**Document extract:**
▶

Home News Myanmar diocese bans priest from ‘active participation in politics,’ criticizing junta

Myanmar diocese bans priest from ‘active participation in politics,’ criticizing junta

The diocese said the priest’s “active involvement in politics” and his social media posts "cause great perplexity" division in the Christian community

A Catholic diocese in Myanmar has banned a priest from attending protest rallies and posting on social media against the country’s ruling military junta.

In a letter, the Kengtung Diocese in the country’s Shan State told Father Dominic Wun Kyaw Htwe that he is banned from “active participation in politics, from posting on social media against the power system in place and against Church leaders.”

The June 22 letter signed by Father Peter Anwe, diocesan administrator, noted that Father Dominic has “actively participated in politics” by joining protest rallies and through his social media posts.

◀

**Given information:**
▶

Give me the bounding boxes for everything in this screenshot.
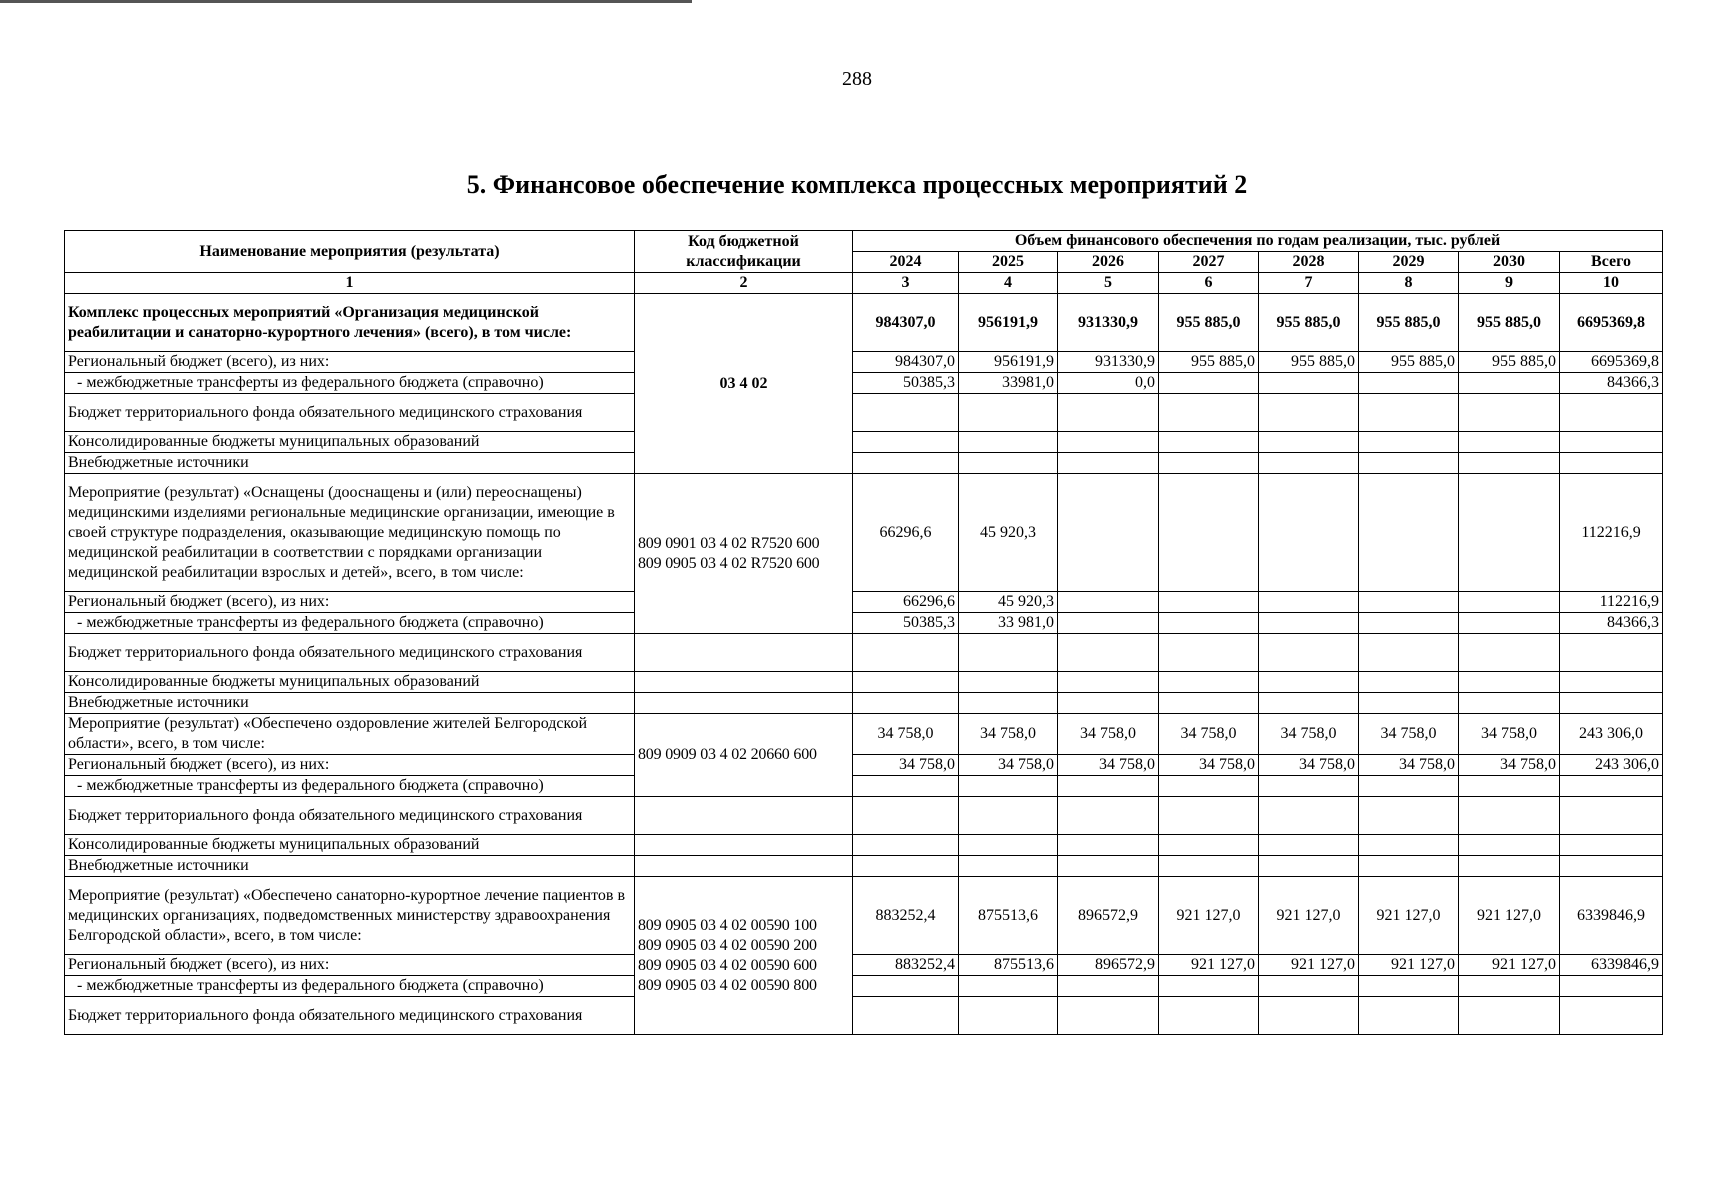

◀

**Instructions for the task:** List each distinct phrase that the news report on the Myanmar diocese and its priest sets inside quotation marks.

**Result for this exercise:**
- active participation in politics
- active involvement in politics
- cause great perplexity
- active participation in politics, from posting on social media against the power system in place and against Church leaders.
- actively participated in politics